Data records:
* * *
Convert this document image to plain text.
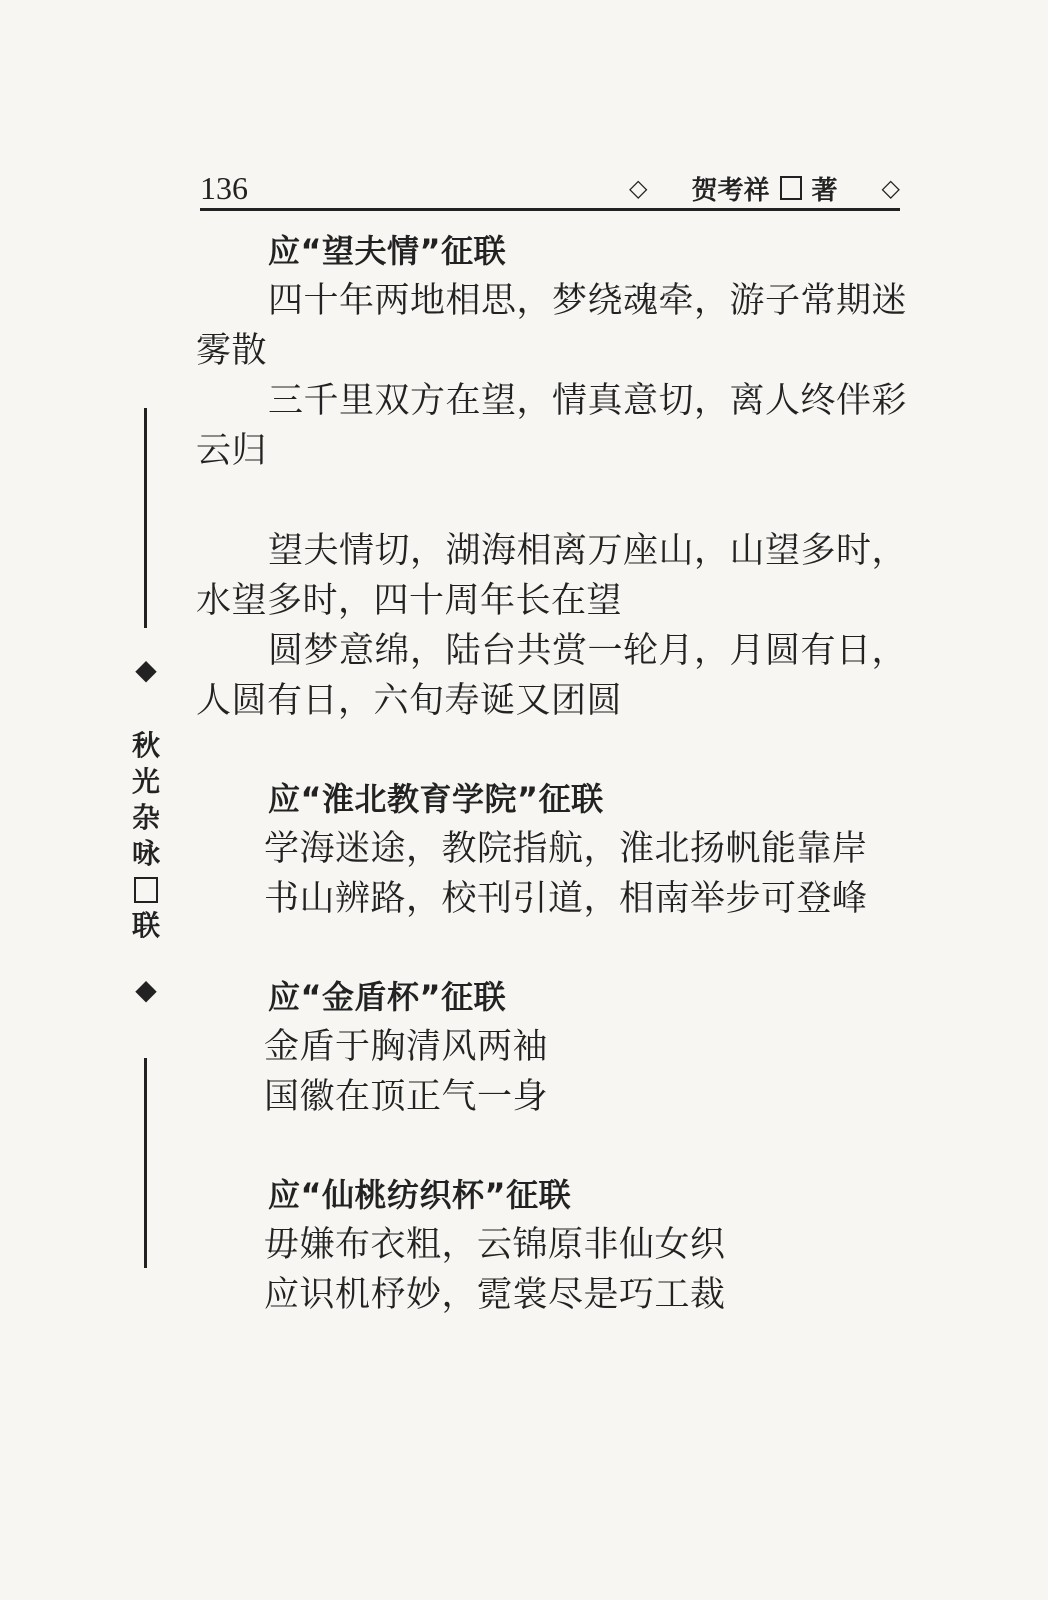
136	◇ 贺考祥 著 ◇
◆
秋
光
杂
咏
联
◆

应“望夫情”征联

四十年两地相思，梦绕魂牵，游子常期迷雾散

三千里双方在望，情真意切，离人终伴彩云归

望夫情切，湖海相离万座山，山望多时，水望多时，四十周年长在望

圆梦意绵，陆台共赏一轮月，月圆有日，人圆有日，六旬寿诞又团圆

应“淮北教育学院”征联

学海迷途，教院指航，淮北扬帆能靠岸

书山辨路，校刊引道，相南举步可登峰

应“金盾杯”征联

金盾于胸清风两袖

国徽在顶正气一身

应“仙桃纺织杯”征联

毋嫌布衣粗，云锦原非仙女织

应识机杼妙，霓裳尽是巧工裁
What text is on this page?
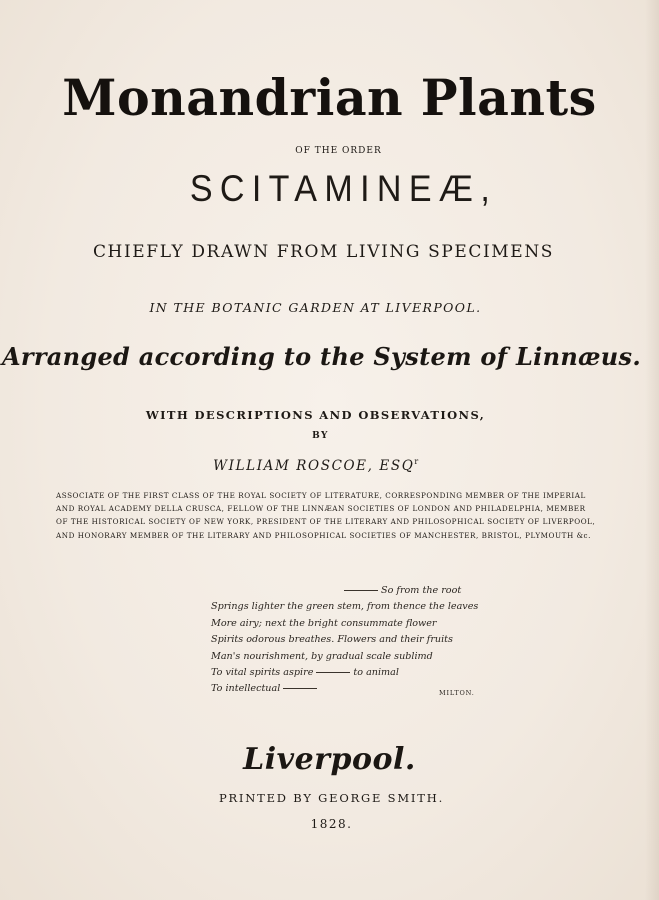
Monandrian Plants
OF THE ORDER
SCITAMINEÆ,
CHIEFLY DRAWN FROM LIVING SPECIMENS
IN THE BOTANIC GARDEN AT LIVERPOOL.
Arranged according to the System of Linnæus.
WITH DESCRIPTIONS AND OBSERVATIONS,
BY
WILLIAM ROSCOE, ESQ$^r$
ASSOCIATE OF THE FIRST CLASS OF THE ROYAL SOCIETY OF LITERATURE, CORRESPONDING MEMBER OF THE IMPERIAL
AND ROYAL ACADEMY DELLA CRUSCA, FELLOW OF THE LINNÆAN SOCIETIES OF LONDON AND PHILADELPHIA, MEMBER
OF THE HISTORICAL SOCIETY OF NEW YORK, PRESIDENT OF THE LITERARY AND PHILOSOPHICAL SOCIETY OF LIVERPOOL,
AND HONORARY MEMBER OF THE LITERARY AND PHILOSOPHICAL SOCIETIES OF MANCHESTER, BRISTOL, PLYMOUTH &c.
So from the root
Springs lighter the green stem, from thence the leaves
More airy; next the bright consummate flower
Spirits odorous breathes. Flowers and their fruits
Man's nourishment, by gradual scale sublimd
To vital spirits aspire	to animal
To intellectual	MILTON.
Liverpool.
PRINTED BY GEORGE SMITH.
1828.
* * *
What to do:
Where a line in the entries holds the word "SOCIETY", copy that line.

Exercise response:
ASSOCIATE OF THE FIRST CLASS OF THE ROYAL SOCIETY OF LITERATURE, CORRESPONDING MEMBER OF THE IMPERIAL
OF THE HISTORICAL SOCIETY OF NEW YORK, PRESIDENT OF THE LITERARY AND PHILOSOPHICAL SOCIETY OF LIVERPOOL,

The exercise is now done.